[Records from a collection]
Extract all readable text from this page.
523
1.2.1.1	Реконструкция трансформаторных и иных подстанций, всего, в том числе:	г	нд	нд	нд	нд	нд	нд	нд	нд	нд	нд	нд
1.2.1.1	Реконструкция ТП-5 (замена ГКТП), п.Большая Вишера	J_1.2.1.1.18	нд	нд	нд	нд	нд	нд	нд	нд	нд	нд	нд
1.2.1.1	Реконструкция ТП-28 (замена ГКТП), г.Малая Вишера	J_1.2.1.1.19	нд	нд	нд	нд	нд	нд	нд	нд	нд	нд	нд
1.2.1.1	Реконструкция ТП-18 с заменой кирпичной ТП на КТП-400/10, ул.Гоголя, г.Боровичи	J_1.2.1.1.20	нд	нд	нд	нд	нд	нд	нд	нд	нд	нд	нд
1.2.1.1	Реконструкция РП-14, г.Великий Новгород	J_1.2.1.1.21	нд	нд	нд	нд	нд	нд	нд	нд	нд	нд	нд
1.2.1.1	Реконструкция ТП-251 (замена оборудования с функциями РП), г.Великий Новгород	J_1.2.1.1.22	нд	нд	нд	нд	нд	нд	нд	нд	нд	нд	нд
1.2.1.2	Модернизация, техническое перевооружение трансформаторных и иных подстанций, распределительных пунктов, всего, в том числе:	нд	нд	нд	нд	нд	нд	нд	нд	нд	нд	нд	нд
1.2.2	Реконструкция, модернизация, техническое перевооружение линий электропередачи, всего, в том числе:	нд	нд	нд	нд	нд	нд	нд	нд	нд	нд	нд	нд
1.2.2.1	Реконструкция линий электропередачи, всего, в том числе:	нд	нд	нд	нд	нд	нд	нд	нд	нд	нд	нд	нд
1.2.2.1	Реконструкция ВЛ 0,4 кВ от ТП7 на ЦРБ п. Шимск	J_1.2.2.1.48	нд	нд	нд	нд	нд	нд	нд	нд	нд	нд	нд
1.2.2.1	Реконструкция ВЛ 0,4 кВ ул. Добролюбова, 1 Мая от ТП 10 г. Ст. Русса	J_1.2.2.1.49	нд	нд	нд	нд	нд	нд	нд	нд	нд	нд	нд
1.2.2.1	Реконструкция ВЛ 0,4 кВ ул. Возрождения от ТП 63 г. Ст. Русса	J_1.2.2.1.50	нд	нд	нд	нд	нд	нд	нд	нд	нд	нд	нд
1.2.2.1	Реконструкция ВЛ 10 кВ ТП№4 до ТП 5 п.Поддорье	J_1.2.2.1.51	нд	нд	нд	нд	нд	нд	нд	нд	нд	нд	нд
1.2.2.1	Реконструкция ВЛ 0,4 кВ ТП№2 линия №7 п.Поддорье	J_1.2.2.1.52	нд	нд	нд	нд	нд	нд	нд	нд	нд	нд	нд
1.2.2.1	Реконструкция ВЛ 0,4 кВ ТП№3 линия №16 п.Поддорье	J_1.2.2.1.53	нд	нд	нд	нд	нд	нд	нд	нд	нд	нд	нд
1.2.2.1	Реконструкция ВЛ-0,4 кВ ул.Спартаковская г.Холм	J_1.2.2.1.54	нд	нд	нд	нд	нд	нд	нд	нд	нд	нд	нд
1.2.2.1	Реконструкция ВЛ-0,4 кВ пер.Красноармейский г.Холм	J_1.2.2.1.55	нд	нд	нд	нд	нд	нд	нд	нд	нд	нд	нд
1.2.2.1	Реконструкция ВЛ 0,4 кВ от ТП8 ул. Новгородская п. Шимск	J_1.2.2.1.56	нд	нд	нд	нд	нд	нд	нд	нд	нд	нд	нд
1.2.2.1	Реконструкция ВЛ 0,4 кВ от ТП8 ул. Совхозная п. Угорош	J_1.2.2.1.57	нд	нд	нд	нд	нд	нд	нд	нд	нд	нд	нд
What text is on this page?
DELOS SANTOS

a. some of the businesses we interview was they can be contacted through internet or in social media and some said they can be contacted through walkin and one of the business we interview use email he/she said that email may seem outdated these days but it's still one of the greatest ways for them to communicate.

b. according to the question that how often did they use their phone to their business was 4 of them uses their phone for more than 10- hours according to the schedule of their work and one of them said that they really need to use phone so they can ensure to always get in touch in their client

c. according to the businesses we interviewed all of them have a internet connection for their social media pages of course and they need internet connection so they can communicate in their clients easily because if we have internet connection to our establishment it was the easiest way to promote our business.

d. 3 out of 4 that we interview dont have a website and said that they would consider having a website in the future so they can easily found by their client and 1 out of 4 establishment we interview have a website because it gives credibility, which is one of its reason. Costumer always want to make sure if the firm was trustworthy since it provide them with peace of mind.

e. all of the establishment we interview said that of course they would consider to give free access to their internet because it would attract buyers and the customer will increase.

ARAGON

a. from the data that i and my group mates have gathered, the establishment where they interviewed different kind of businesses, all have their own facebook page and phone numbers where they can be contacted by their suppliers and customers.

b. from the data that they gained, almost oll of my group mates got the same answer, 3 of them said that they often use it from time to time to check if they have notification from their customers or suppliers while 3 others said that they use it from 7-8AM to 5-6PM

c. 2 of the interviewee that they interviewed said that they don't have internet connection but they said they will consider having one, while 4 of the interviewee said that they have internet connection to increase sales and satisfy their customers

Problem description: Copy each line of the listing that contains the string "connection".

Answer in full:
c. according to the businesses we interviewed all of them have a internet connection for their social media pages of course and they need internet connection so they can communicate in their clients easily because if we have internet connection to our establishment it was the easiest way to promote our business.
c. 2 of the interviewee that they interviewed said that they don't have internet connection but they said they will consider having one, while 4 of the interviewee said that they have internet connection to increase sales and satisfy their customers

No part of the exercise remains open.